> Exercise prompt
Lines containing the string "source" are to be collected in full.

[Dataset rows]
>>>

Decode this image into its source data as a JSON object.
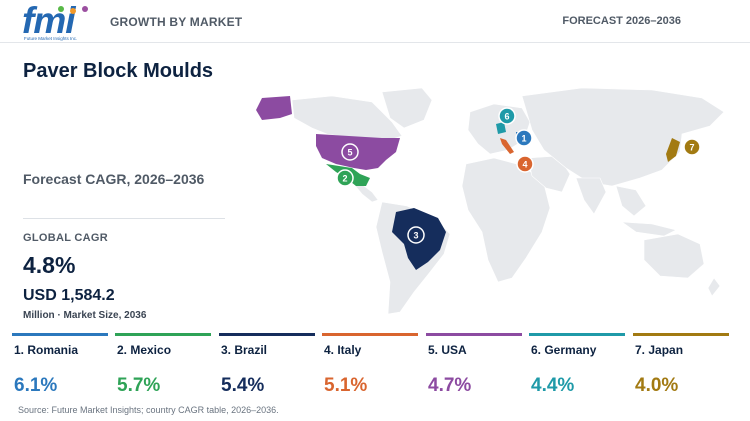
{
  "header": {
    "logo_text": "fmi",
    "logo_tagline": "Future Market Insights Inc.",
    "left_label": "GROWTH BY MARKET",
    "right_label": "FORECAST 2026–2036"
  },
  "title": "Paver Block Moulds",
  "forecast_label": "Forecast CAGR, 2026–2036",
  "global": {
    "label": "GLOBAL CAGR",
    "value": "4.8%",
    "market_size": "USD 1,584.2",
    "market_size_sub": "Million · Market Size, 2036"
  },
  "countries": [
    {
      "rank": "1",
      "name": "1. Romania",
      "cagr": "6.1%",
      "color": "#2b78bd"
    },
    {
      "rank": "2",
      "name": "2. Mexico",
      "cagr": "5.7%",
      "color": "#2fa357"
    },
    {
      "rank": "3",
      "name": "3. Brazil",
      "cagr": "5.4%",
      "color": "#152d5c"
    },
    {
      "rank": "4",
      "name": "4. Italy",
      "cagr": "5.1%",
      "color": "#d9652f"
    },
    {
      "rank": "5",
      "name": "5. USA",
      "cagr": "4.7%",
      "color": "#8c4ba1"
    },
    {
      "rank": "6",
      "name": "6. Germany",
      "cagr": "4.4%",
      "color": "#1f9aa8"
    },
    {
      "rank": "7",
      "name": "7. Japan",
      "cagr": "4.0%",
      "color": "#a27a12"
    }
  ],
  "source": "Source: Future Market Insights; country CAGR table, 2026–2036.",
  "colors": {
    "land": "#e7e9ec",
    "navy": "#0d2240",
    "muted": "#505a66"
  }
}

<<<

> Written response
Decode this image into its source data as a JSON object.
  "source": "Source: Future Market Insights; country CAGR table, 2026–2036.",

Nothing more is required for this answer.